Posted by: Bruce Mc | Thursday, 28 May 2015 at 11:47 PM
Besides the Fuji magic, there is really something to the X-Trans color array. Here is an interesting academic article from 2008:
"Frequency selection demosaiking: A review and a look ahead" by Alleysson & Chaix de Lavarene, http://david.alleysson.free.fr/Publications/VCIP08.pdf
which discusses the benefits of more random patterns. (And I am pretty sure, the Fuji engineers based their X-Trans design on this paper)
They say in this paper that a "non periodic arrangement of size 6x6 chromatic samples gives the best visual result (RAW data) reconstruction...also, the signal to noise ratio with the pseudo-random arrangement is not very different than that of Bayer. But the noise in the case of a random arrangement loses its spacial coherence and becomes less visible making the appearance of the image more pleasant." and the paper shows how one get better separation of luminous and chroma noise than with standard Bayer. One can clearly see this in the raw's of Fuji X-Trans which has far less chroma noise than regular sensors.
Interestingly, the paper also discusses that for this separation to work best, one needs to compute specific 'filtration' values to do optimal RAW processing. This calculation is not cheap and I think this might be the main problem with most current RAW processing for X-trans files where the filtration values are not calculated in an optimal way (while the Fuji JPG engine does do the right thing and thus looks so good)
Anyway, there is much misinformation on the net about this -- often people say that Fuji "smooths" the raw while this is just the absence of chroma noise due to the X-Trans pattern. Similarly, many (all?) RAW converters do not take the right approach to X-Trans and do not calculate filtration values.

Element position data
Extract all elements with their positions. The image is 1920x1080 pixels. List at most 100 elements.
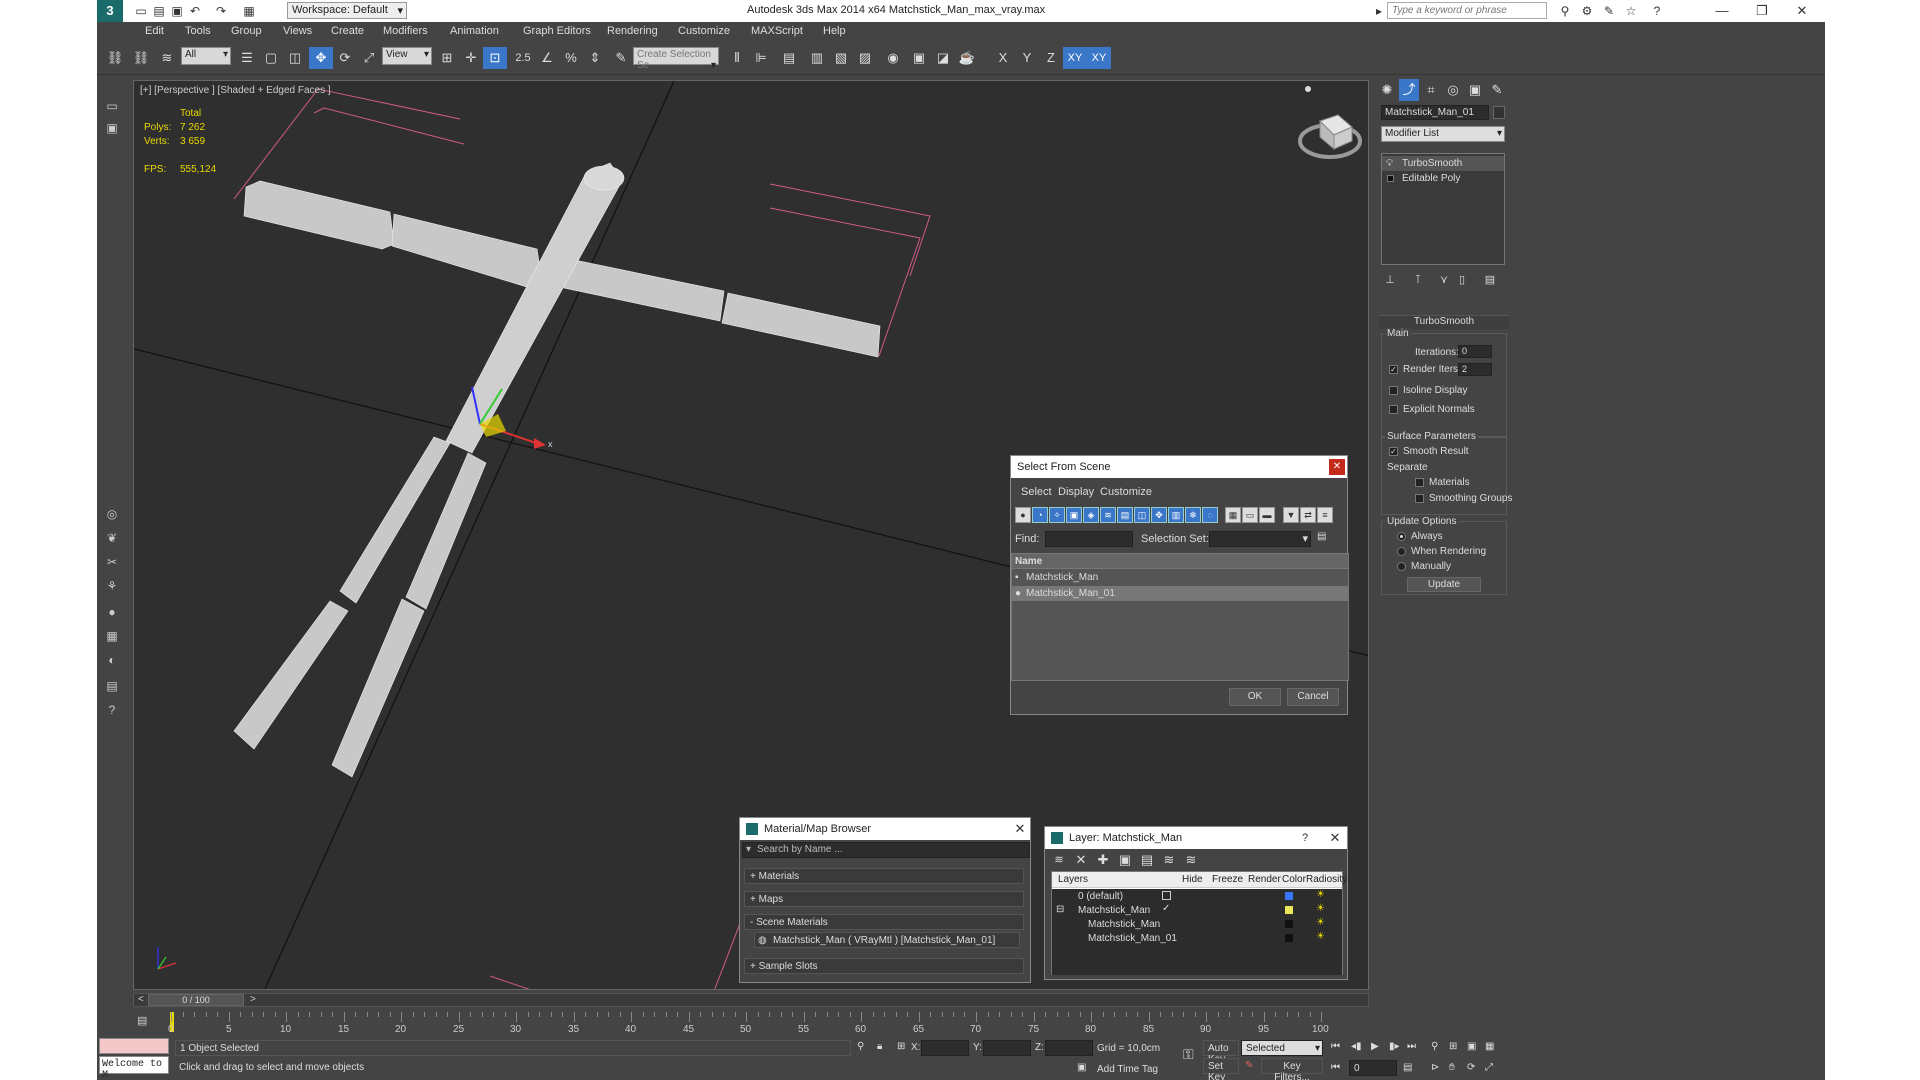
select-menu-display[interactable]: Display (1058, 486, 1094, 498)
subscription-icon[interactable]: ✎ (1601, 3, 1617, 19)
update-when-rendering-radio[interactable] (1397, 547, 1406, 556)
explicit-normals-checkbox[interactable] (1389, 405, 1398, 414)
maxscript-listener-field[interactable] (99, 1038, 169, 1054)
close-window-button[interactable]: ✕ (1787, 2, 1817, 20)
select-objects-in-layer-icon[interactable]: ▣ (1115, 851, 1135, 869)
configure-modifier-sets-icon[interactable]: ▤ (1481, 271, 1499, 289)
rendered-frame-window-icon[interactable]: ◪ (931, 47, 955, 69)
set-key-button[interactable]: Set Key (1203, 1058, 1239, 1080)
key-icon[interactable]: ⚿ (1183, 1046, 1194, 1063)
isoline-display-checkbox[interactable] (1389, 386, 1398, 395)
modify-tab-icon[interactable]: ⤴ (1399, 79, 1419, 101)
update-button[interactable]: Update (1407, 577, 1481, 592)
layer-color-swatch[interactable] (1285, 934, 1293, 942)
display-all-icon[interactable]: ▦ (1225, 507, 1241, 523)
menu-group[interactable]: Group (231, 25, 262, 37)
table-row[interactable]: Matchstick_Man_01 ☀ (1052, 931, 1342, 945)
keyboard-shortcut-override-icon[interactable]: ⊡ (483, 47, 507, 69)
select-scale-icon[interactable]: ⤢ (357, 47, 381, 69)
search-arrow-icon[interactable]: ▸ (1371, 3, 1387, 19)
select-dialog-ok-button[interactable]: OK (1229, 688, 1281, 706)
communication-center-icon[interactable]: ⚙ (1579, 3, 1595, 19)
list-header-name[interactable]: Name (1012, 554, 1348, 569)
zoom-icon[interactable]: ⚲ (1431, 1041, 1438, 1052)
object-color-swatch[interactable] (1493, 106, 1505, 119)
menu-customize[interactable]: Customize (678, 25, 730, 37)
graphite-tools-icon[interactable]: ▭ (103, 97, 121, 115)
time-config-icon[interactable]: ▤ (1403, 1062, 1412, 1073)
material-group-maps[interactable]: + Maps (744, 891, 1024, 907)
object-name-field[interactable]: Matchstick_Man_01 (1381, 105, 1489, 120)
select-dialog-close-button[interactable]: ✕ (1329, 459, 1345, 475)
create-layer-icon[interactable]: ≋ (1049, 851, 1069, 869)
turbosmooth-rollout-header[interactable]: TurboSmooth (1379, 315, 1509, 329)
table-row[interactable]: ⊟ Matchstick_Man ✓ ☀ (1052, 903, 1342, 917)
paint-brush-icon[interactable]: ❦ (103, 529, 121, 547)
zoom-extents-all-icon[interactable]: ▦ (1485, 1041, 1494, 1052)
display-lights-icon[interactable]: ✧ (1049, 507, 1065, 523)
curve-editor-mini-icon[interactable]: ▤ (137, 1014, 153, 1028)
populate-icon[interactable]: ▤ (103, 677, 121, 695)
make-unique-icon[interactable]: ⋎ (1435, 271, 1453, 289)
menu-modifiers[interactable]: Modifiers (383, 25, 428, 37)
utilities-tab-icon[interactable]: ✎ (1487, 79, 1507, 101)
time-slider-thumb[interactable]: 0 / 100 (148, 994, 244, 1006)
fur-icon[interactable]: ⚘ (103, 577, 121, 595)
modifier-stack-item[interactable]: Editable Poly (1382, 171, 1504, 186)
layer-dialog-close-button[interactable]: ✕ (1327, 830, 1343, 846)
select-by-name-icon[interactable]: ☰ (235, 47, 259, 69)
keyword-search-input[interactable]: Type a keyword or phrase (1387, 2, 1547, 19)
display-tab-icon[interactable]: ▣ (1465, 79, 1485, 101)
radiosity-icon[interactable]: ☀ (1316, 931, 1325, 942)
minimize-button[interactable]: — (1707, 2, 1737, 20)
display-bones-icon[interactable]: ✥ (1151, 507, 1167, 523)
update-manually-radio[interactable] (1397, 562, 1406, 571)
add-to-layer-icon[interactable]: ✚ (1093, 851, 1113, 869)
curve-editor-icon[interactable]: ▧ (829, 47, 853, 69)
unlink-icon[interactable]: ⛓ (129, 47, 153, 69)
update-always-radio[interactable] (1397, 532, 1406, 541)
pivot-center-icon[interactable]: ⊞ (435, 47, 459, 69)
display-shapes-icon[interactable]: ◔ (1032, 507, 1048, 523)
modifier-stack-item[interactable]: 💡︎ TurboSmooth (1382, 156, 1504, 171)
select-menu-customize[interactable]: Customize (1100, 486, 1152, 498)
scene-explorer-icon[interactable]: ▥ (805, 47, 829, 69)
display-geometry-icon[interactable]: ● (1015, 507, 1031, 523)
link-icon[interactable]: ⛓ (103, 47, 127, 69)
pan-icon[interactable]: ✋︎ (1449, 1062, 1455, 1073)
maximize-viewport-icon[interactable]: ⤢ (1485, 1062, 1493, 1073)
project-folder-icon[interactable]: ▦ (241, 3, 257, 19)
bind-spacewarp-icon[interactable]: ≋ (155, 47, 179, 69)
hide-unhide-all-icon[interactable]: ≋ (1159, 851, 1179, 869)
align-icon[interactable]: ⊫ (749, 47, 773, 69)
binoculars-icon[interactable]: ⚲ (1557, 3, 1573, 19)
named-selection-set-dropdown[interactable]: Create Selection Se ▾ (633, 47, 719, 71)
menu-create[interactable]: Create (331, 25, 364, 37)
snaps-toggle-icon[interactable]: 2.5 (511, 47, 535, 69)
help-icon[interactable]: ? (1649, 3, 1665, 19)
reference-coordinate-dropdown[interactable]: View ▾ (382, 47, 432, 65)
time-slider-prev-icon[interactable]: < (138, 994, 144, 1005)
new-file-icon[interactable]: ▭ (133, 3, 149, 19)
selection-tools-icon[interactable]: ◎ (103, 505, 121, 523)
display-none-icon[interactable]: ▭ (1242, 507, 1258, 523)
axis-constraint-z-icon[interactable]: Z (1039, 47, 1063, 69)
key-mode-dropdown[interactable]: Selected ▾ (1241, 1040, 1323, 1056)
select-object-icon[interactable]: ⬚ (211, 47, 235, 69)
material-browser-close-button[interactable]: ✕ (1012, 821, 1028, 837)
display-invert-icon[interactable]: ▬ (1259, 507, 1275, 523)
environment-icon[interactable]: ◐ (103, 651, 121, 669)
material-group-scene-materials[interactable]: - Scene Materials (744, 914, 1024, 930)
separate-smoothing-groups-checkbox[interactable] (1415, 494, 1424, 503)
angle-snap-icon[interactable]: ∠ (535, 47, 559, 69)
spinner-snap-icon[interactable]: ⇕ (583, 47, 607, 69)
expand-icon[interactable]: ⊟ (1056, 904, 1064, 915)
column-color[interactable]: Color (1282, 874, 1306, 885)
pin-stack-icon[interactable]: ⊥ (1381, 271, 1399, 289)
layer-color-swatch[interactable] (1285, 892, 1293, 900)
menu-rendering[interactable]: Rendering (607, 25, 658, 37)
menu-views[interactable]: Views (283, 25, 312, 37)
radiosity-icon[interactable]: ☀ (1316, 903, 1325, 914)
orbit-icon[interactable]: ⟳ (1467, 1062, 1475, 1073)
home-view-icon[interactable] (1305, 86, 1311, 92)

TO DO:
A - Copy the passage from the comment on the X-Trans color array, starting at "Posted by: Bruce" and ending at "on this paper)".
B - In the records, take the lines starting at the one that contains "486, 1094, 498)" and ending at the one that contains "maxscript-listener-field[interactable] (99, 1038, 169, 1054)", and write them out again with "interactable" swapped for "clickable" and nothing else changed. Give only those lines.

OUTPUTS:
A -
Posted by: Bruce Mc | Thursday, 28 May 2015 at 11:47 PM
Besides the Fuji magic, there is really something to the X-Trans color array. Here is an interesting academic article from 2008:
"Frequency selection demosaiking: A review and a look ahead" by Alleysson & Chaix de Lavarene, http://david.alleysson.free.fr/Publications/VCIP08.pdf
which discusses the benefits of more random patterns. (And I am pretty sure, the Fuji engineers based their X-Trans design on this paper)

B -
select-menu-display[clickable]: Display (1058, 486, 1094, 498)
subscription-icon[clickable]: ✎ (1601, 3, 1617, 19)
update-when-rendering-radio[clickable] (1397, 547, 1406, 556)
explicit-normals-checkbox[clickable] (1389, 405, 1398, 414)
maxscript-listener-field[clickable] (99, 1038, 169, 1054)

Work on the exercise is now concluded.